• [Stated task]: For each line of the data below that holds "back", copy the line.

• [Supplied entries]:
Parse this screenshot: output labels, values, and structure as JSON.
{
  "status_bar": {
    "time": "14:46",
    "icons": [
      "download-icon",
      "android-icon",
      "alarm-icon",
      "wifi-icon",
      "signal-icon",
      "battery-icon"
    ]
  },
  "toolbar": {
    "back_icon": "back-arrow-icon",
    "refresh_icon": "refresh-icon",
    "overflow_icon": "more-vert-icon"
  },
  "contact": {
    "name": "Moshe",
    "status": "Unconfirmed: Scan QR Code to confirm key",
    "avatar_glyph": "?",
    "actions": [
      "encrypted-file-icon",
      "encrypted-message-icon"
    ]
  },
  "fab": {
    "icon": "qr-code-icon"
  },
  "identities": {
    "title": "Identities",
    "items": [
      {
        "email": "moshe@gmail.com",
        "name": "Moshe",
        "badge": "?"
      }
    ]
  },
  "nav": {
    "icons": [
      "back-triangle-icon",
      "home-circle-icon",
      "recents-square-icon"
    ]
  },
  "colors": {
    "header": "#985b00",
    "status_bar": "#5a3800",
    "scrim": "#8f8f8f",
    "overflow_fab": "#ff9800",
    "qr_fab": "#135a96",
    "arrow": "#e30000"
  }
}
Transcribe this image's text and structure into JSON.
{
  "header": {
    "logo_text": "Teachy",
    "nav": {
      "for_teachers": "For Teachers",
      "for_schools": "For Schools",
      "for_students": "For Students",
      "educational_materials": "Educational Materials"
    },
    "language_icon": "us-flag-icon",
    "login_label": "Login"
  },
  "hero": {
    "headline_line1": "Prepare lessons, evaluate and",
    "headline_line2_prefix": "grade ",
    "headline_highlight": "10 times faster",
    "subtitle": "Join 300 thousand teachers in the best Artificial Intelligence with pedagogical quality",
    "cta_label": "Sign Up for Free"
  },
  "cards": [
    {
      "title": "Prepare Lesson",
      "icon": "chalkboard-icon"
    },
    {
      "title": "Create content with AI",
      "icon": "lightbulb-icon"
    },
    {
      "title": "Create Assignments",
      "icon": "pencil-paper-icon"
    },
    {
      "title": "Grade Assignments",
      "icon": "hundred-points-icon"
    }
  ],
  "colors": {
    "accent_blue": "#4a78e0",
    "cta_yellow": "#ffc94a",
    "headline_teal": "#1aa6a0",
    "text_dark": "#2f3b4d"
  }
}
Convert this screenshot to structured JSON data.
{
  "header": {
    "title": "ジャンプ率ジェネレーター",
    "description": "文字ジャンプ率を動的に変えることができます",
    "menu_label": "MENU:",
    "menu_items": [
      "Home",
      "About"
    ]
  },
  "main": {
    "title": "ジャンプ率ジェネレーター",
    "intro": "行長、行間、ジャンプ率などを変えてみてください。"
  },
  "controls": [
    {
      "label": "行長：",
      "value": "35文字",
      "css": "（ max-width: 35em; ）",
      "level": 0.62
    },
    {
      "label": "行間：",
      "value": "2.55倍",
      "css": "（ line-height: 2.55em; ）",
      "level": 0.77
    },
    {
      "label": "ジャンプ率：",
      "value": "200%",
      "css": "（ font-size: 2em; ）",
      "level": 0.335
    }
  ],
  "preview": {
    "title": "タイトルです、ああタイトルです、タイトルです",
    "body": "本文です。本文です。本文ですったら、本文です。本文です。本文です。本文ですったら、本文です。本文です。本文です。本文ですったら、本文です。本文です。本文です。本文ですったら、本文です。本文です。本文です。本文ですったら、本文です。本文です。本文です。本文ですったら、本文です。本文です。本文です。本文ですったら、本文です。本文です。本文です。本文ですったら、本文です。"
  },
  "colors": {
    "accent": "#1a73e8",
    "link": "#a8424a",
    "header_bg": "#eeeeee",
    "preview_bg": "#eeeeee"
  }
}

• [Response to the task]:
    "back_icon": "back-arrow-icon",
      "back-triangle-icon",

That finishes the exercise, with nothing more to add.